>>>
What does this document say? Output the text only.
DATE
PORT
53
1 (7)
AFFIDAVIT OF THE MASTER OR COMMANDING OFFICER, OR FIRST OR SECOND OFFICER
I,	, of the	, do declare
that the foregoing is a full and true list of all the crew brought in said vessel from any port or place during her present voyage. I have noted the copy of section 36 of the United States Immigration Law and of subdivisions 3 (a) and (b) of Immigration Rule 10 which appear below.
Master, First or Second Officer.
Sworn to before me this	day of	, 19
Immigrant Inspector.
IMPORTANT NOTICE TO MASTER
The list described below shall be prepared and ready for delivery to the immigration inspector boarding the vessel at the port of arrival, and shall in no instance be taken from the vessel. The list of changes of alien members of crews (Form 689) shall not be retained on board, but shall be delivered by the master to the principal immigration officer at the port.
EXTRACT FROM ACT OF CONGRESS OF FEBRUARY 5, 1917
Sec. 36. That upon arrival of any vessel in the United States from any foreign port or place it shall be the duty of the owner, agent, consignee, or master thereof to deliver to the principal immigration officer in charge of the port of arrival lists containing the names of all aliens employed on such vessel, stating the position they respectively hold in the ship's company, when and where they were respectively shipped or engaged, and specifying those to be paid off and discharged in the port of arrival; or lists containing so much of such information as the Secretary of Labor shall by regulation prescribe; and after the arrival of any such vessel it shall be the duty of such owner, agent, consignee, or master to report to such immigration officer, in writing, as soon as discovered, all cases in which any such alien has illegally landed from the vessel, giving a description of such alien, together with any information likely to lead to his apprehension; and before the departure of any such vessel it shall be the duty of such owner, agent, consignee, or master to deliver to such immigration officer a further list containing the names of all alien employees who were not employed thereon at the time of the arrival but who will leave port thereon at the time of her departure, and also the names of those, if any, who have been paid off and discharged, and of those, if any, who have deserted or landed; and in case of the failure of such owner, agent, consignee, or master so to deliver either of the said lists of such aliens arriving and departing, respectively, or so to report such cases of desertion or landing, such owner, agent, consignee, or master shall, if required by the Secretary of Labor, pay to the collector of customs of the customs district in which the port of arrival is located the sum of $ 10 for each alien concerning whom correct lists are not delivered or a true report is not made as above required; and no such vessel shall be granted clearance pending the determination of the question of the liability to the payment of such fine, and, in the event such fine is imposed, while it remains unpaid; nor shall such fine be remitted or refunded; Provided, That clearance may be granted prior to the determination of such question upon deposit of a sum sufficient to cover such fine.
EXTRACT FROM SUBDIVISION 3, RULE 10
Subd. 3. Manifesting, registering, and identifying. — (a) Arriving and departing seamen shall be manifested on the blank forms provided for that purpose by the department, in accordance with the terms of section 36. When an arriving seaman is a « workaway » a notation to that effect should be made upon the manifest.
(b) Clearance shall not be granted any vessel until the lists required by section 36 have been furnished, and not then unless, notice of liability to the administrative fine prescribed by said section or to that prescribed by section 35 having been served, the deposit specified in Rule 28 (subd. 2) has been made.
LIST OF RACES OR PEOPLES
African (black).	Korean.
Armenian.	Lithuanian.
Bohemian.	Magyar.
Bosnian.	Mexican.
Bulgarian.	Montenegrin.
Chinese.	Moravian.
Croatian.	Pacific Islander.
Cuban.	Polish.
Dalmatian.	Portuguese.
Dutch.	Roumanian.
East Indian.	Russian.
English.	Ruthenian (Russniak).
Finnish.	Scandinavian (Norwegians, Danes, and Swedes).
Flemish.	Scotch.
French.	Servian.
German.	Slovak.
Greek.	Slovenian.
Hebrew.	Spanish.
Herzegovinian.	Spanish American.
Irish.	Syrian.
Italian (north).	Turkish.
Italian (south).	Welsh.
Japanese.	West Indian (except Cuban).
<<<
◆ EXERCISE
Set down each entry again, unchanged.

◆ WRITTEN ANSWER
What does this document say? Output the text only.
DATE
PORT
53
1 (7)
AFFIDAVIT OF THE MASTER OR COMMANDING OFFICER, OR FIRST OR SECOND OFFICER
I,	, of the	, do declare
that the foregoing is a full and true list of all the crew brought in said vessel from any port or place during her present voyage. I have noted the copy of section 36 of the United States Immigration Law and of subdivisions 3 (a) and (b) of Immigration Rule 10 which appear below.
Master, First or Second Officer.
Sworn to before me this	day of	, 19
Immigrant Inspector.
IMPORTANT NOTICE TO MASTER
The list described below shall be prepared and ready for delivery to the immigration inspector boarding the vessel at the port of arrival, and shall in no instance be taken from the vessel. The list of changes of alien members of crews (Form 689) shall not be retained on board, but shall be delivered by the master to the principal immigration officer at the port.
EXTRACT FROM ACT OF CONGRESS OF FEBRUARY 5, 1917
Sec. 36. That upon arrival of any vessel in the United States from any foreign port or place it shall be the duty of the owner, agent, consignee, or master thereof to deliver to the principal immigration officer in charge of the port of arrival lists containing the names of all aliens employed on such vessel, stating the position they respectively hold in the ship's company, when and where they were respectively shipped or engaged, and specifying those to be paid off and discharged in the port of arrival; or lists containing so much of such information as the Secretary of Labor shall by regulation prescribe; and after the arrival of any such vessel it shall be the duty of such owner, agent, consignee, or master to report to such immigration officer, in writing, as soon as discovered, all cases in which any such alien has illegally landed from the vessel, giving a description of such alien, together with any information likely to lead to his apprehension; and before the departure of any such vessel it shall be the duty of such owner, agent, consignee, or master to deliver to such immigration officer a further list containing the names of all alien employees who were not employed thereon at the time of the arrival but who will leave port thereon at the time of her departure, and also the names of those, if any, who have been paid off and discharged, and of those, if any, who have deserted or landed; and in case of the failure of such owner, agent, consignee, or master so to deliver either of the said lists of such aliens arriving and departing, respectively, or so to report such cases of desertion or landing, such owner, agent, consignee, or master shall, if required by the Secretary of Labor, pay to the collector of customs of the customs district in which the port of arrival is located the sum of $ 10 for each alien concerning whom correct lists are not delivered or a true report is not made as above required; and no such vessel shall be granted clearance pending the determination of the question of the liability to the payment of such fine, and, in the event such fine is imposed, while it remains unpaid; nor shall such fine be remitted or refunded; Provided, That clearance may be granted prior to the determination of such question upon deposit of a sum sufficient to cover such fine.
EXTRACT FROM SUBDIVISION 3, RULE 10
Subd. 3. Manifesting, registering, and identifying. — (a) Arriving and departing seamen shall be manifested on the blank forms provided for that purpose by the department, in accordance with the terms of section 36. When an arriving seaman is a « workaway » a notation to that effect should be made upon the manifest.
(b) Clearance shall not be granted any vessel until the lists required by section 36 have been furnished, and not then unless, notice of liability to the administrative fine prescribed by said section or to that prescribed by section 35 having been served, the deposit specified in Rule 28 (subd. 2) has been made.
LIST OF RACES OR PEOPLES
African (black).	Korean.
Armenian.	Lithuanian.
Bohemian.	Magyar.
Bosnian.	Mexican.
Bulgarian.	Montenegrin.
Chinese.	Moravian.
Croatian.	Pacific Islander.
Cuban.	Polish.
Dalmatian.	Portuguese.
Dutch.	Roumanian.
East Indian.	Russian.
English.	Ruthenian (Russniak).
Finnish.	Scandinavian (Norwegians, Danes, and Swedes).
Flemish.	Scotch.
French.	Servian.
German.	Slovak.
Greek.	Slovenian.
Hebrew.	Spanish.
Herzegovinian.	Spanish American.
Irish.	Syrian.
Italian (north).	Turkish.
Italian (south).	Welsh.
Japanese.	West Indian (except Cuban).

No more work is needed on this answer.